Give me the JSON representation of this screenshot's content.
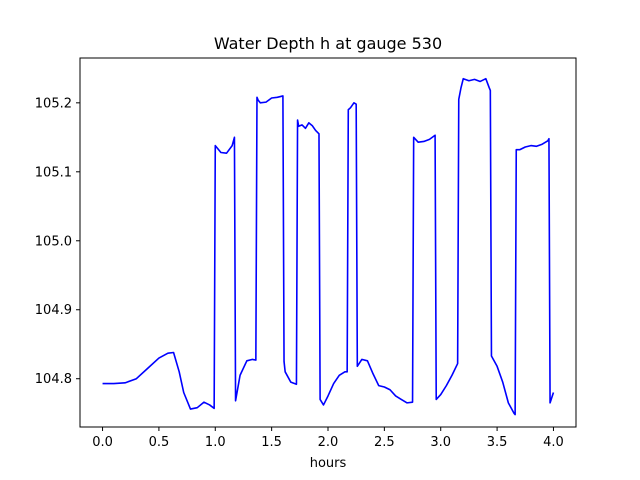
{
  "chart_data": {
    "type": "line",
    "title": "Water Depth h at gauge 530",
    "xlabel": "hours",
    "ylabel": "",
    "xlim": [
      -0.2,
      4.2
    ],
    "ylim": [
      104.73,
      105.265
    ],
    "xticks": [
      0.0,
      0.5,
      1.0,
      1.5,
      2.0,
      2.5,
      3.0,
      3.5,
      4.0
    ],
    "xtick_labels": [
      "0.0",
      "0.5",
      "1.0",
      "1.5",
      "2.0",
      "2.5",
      "3.0",
      "3.5",
      "4.0"
    ],
    "yticks": [
      104.8,
      104.9,
      105.0,
      105.1,
      105.2
    ],
    "ytick_labels": [
      "104.8",
      "104.9",
      "105.0",
      "105.1",
      "105.2"
    ],
    "grid": false,
    "series": [
      {
        "color": "#0000ff",
        "x": [
          0.0,
          0.1,
          0.2,
          0.3,
          0.4,
          0.5,
          0.58,
          0.63,
          0.68,
          0.72,
          0.78,
          0.84,
          0.9,
          0.95,
          0.99,
          1.0,
          1.05,
          1.1,
          1.15,
          1.17,
          1.18,
          1.22,
          1.28,
          1.33,
          1.36,
          1.37,
          1.38,
          1.4,
          1.45,
          1.5,
          1.55,
          1.6,
          1.61,
          1.62,
          1.67,
          1.72,
          1.73,
          1.74,
          1.77,
          1.8,
          1.83,
          1.86,
          1.89,
          1.92,
          1.93,
          1.96,
          2.0,
          2.05,
          2.1,
          2.15,
          2.17,
          2.18,
          2.2,
          2.23,
          2.25,
          2.26,
          2.3,
          2.35,
          2.4,
          2.45,
          2.5,
          2.55,
          2.6,
          2.65,
          2.7,
          2.75,
          2.76,
          2.8,
          2.85,
          2.9,
          2.95,
          2.96,
          3.0,
          3.05,
          3.1,
          3.15,
          3.16,
          3.18,
          3.2,
          3.25,
          3.3,
          3.35,
          3.4,
          3.43,
          3.44,
          3.45,
          3.5,
          3.55,
          3.6,
          3.65,
          3.66,
          3.67,
          3.7,
          3.75,
          3.8,
          3.85,
          3.9,
          3.95,
          3.96,
          3.97,
          4.0
        ],
        "y": [
          104.793,
          104.793,
          104.794,
          104.8,
          104.815,
          104.83,
          104.837,
          104.838,
          104.81,
          104.78,
          104.756,
          104.758,
          104.766,
          104.762,
          104.757,
          105.138,
          105.128,
          105.127,
          105.138,
          105.15,
          104.768,
          104.805,
          104.826,
          104.828,
          104.827,
          105.208,
          105.204,
          105.2,
          105.201,
          105.207,
          105.208,
          105.21,
          104.825,
          104.81,
          104.795,
          104.792,
          105.175,
          105.166,
          105.168,
          105.163,
          105.171,
          105.167,
          105.16,
          105.155,
          104.77,
          104.762,
          104.775,
          104.793,
          104.805,
          104.81,
          104.81,
          105.19,
          105.193,
          105.2,
          105.198,
          104.818,
          104.828,
          104.826,
          104.807,
          104.79,
          104.788,
          104.784,
          104.775,
          104.77,
          104.765,
          104.766,
          105.15,
          105.143,
          105.144,
          105.147,
          105.153,
          104.77,
          104.777,
          104.79,
          104.805,
          104.822,
          105.205,
          105.222,
          105.235,
          105.232,
          105.234,
          105.231,
          105.235,
          105.222,
          105.218,
          104.833,
          104.818,
          104.795,
          104.765,
          104.75,
          104.748,
          105.132,
          105.132,
          105.136,
          105.138,
          105.137,
          105.14,
          105.145,
          105.148,
          104.765,
          104.78
        ]
      }
    ]
  }
}
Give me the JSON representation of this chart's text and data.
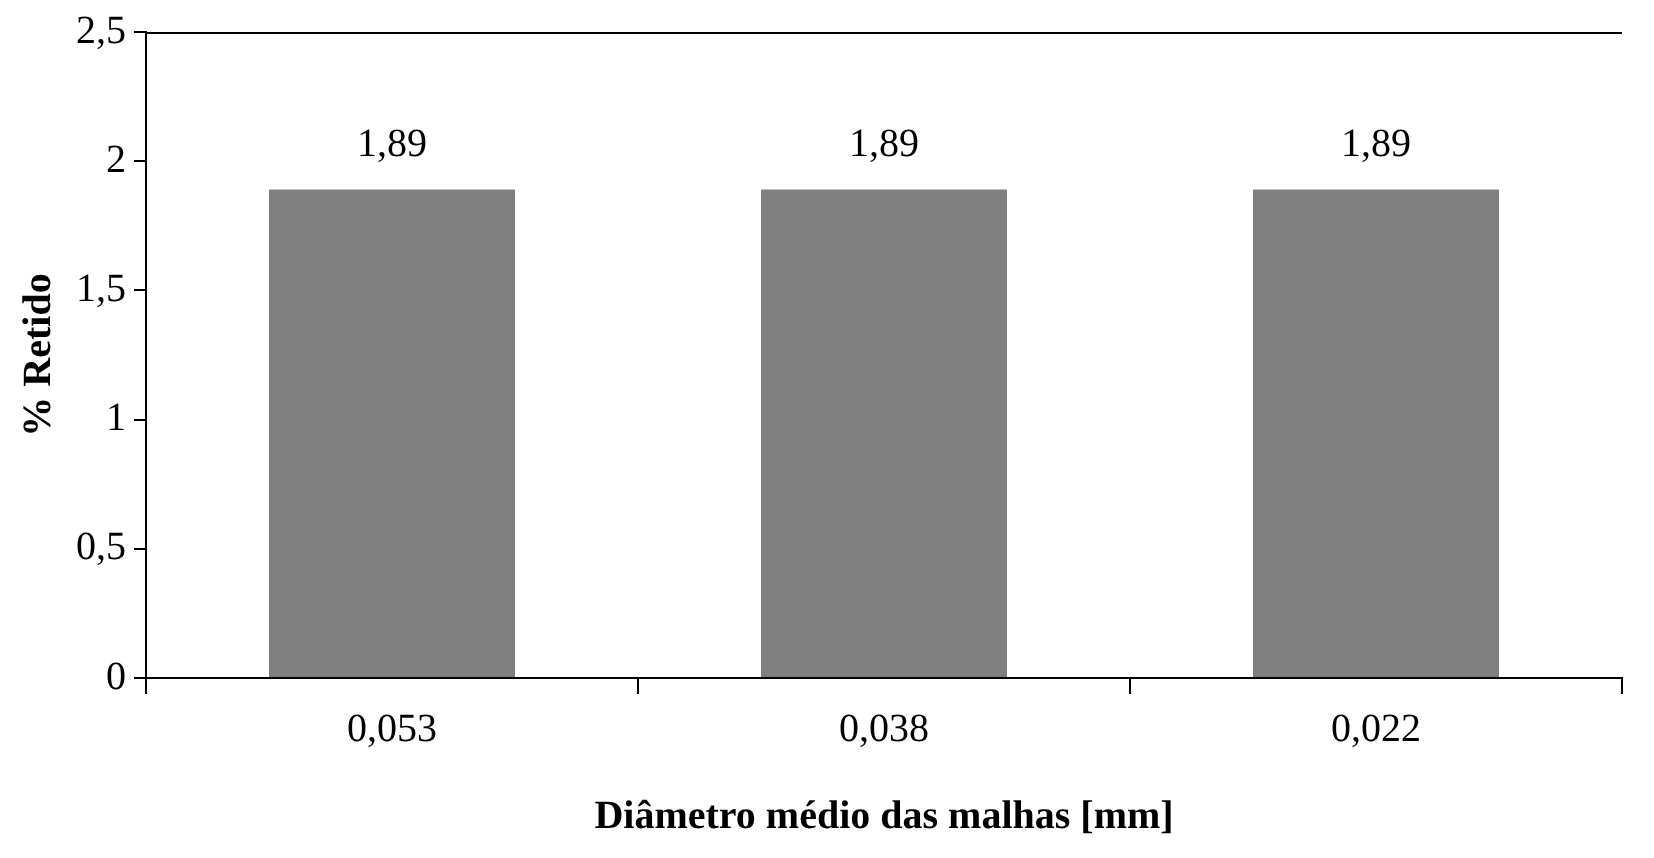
{
  "chart_data": {
    "type": "bar",
    "xlabel": "Diâmetro médio das malhas [mm]",
    "ylabel": "% Retido",
    "categories": [
      "0,053",
      "0,038",
      "0,022"
    ],
    "values": [
      1.89,
      1.89,
      1.89
    ],
    "color": "#808080",
    "value_labels": [
      "1,89",
      "1,89",
      "1,89"
    ],
    "ylim": [
      0,
      2.5
    ],
    "yticks": [
      0,
      {
        "value": 0.5,
        "label": "0,5"
      },
      1,
      {
        "value": 1.5,
        "label": "1,5"
      },
      2,
      {
        "value": 2.5,
        "label": "2,5"
      }
    ],
    "grid": false,
    "legend": false
  }
}
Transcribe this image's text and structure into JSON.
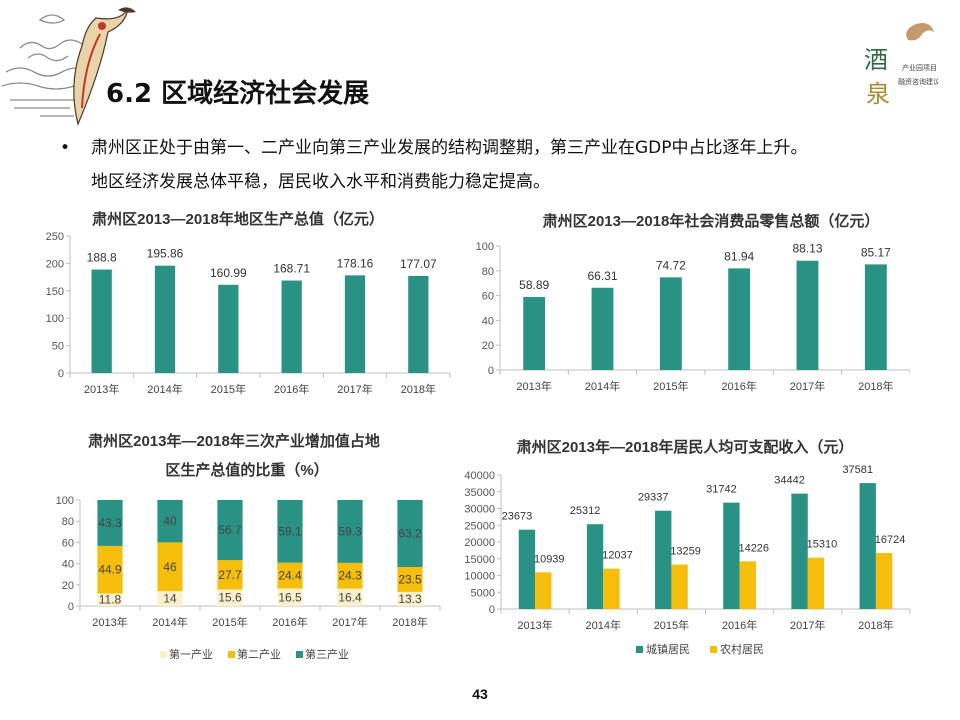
{
  "header": {
    "title": "6.2 区域经济社会发展",
    "logo_text": "酒泉 产业园项目 融资咨询建议书"
  },
  "bullet": {
    "lines": [
      "肃州区正处于由第一、二产业向第三产业发展的结构调整期，第三产业在GDP中占比逐年上升。",
      "地区经济发展总体平稳，居民收入水平和消费能力稳定提高。"
    ]
  },
  "colors": {
    "teal": "#2A9284",
    "gold": "#F5BE0C",
    "cream": "#FCF0CC"
  },
  "page_number": "43",
  "chart_data": [
    {
      "type": "bar",
      "title": "肃州区2013—2018年地区生产总值（亿元）",
      "categories": [
        "2013年",
        "2014年",
        "2015年",
        "2016年",
        "2017年",
        "2018年"
      ],
      "values": [
        188.8,
        195.86,
        160.99,
        168.71,
        178.16,
        177.07
      ],
      "ylim": [
        0,
        250
      ],
      "yticks": [
        0,
        50,
        100,
        150,
        200,
        250
      ],
      "grid": false
    },
    {
      "type": "bar",
      "title": "肃州区2013—2018年社会消费品零售总额（亿元）",
      "categories": [
        "2013年",
        "2014年",
        "2015年",
        "2016年",
        "2017年",
        "2018年"
      ],
      "values": [
        58.89,
        66.31,
        74.72,
        81.94,
        88.13,
        85.17
      ],
      "ylim": [
        0,
        100
      ],
      "yticks": [
        0,
        20,
        40,
        60,
        80,
        100
      ],
      "grid": false
    },
    {
      "type": "bar",
      "stacked": true,
      "title_lines": [
        "肃州区2013年—2018年三次产业增加值占地",
        "区生产总值的比重（%）"
      ],
      "categories": [
        "2013年",
        "2014年",
        "2015年",
        "2016年",
        "2017年",
        "2018年"
      ],
      "series": [
        {
          "name": "第一产业",
          "values": [
            11.8,
            14,
            15.6,
            16.5,
            16.4,
            13.3
          ]
        },
        {
          "name": "第二产业",
          "values": [
            44.9,
            46,
            27.7,
            24.4,
            24.3,
            23.5
          ]
        },
        {
          "name": "第三产业",
          "values": [
            43.3,
            40,
            56.7,
            59.1,
            59.3,
            63.2
          ]
        }
      ],
      "ylim": [
        0,
        100
      ],
      "yticks": [
        0,
        20,
        40,
        60,
        80,
        100
      ],
      "legend": "bottom",
      "grid": false
    },
    {
      "type": "bar",
      "title": "肃州区2013年—2018年居民人均可支配收入（元）",
      "categories": [
        "2013年",
        "2014年",
        "2015年",
        "2016年",
        "2017年",
        "2018年"
      ],
      "series": [
        {
          "name": "城镇居民",
          "values": [
            23673,
            25312,
            29337,
            31742,
            34442,
            37581
          ]
        },
        {
          "name": "农村居民",
          "values": [
            10939,
            12037,
            13259,
            14226,
            15310,
            16724
          ]
        }
      ],
      "ylim": [
        0,
        40000
      ],
      "yticks": [
        0,
        5000,
        10000,
        15000,
        20000,
        25000,
        30000,
        35000,
        40000
      ],
      "legend": "bottom",
      "grid": false
    }
  ]
}
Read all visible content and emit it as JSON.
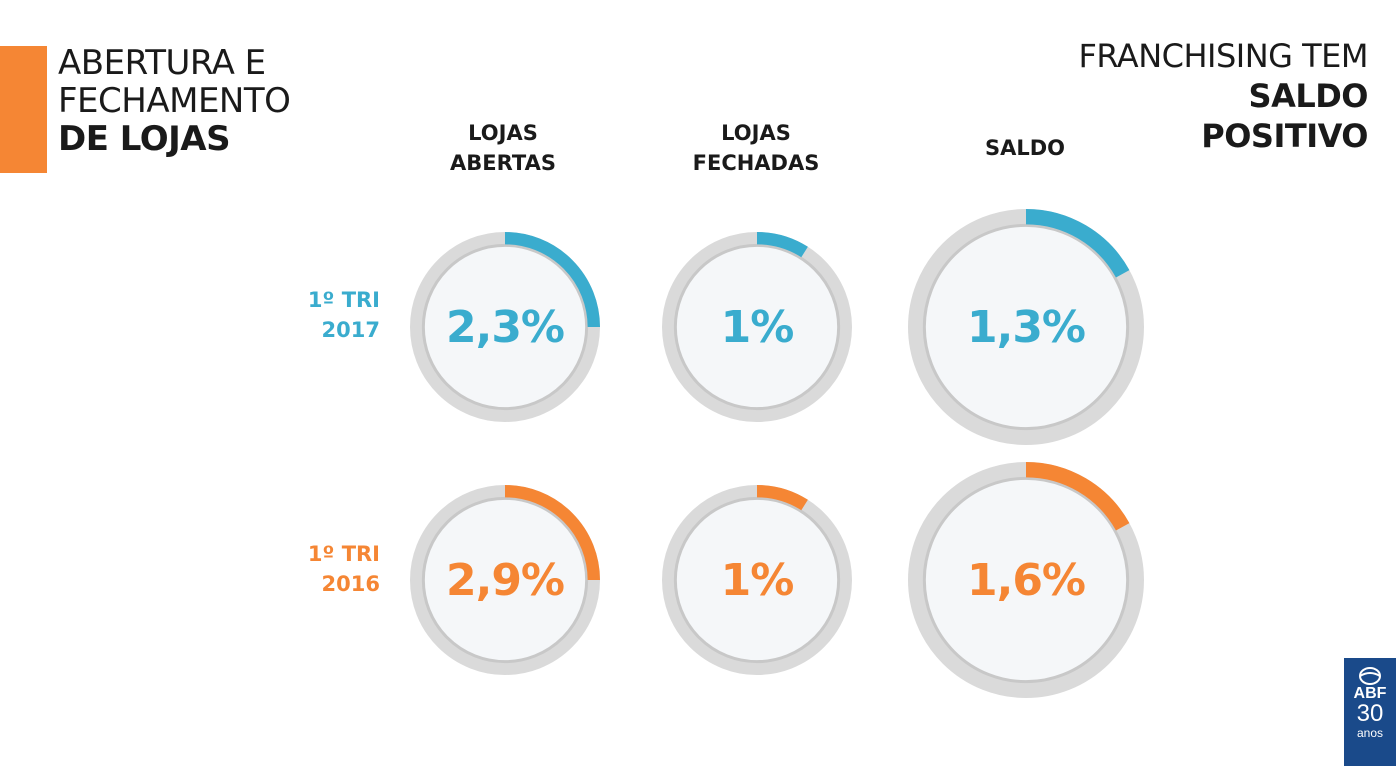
{
  "slide": {
    "title_left": {
      "line1": "ABERTURA E",
      "line2": "FECHAMENTO",
      "line3": "DE LOJAS"
    },
    "title_right": {
      "line1": "FRANCHISING TEM",
      "line2": "SALDO",
      "line3": "POSITIVO"
    }
  },
  "columns": [
    {
      "line1": "LOJAS",
      "line2": "ABERTAS"
    },
    {
      "line1": "LOJAS",
      "line2": "FECHADAS"
    },
    {
      "line1": "SALDO"
    }
  ],
  "rows": [
    {
      "line1": "1º TRI",
      "line2": "2017",
      "color": "#3AACCE",
      "values": [
        "2,3%",
        "1%",
        "1,3%"
      ],
      "fractions": [
        0.25,
        0.09,
        0.17
      ]
    },
    {
      "line1": "1º TRI",
      "line2": "2016",
      "color": "#F58634",
      "values": [
        "2,9%",
        "1%",
        "1,6%"
      ],
      "fractions": [
        0.25,
        0.09,
        0.17
      ]
    }
  ],
  "colors": {
    "accent": "#F58634",
    "ring": "#DADADA",
    "ring_inner": "#C8C8C8",
    "face": "#F5F7F9"
  },
  "logo": {
    "text": "ABF",
    "number": "30",
    "sub": "anos"
  }
}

※

== Work required ==
Gather each line from the listing above that holds "this".

== Exercise solution ==
Give me the JSON representation of this screenshot's content.
Give me the JSON representation of this chart's text and data.
Transcribe this image's text and structure into JSON.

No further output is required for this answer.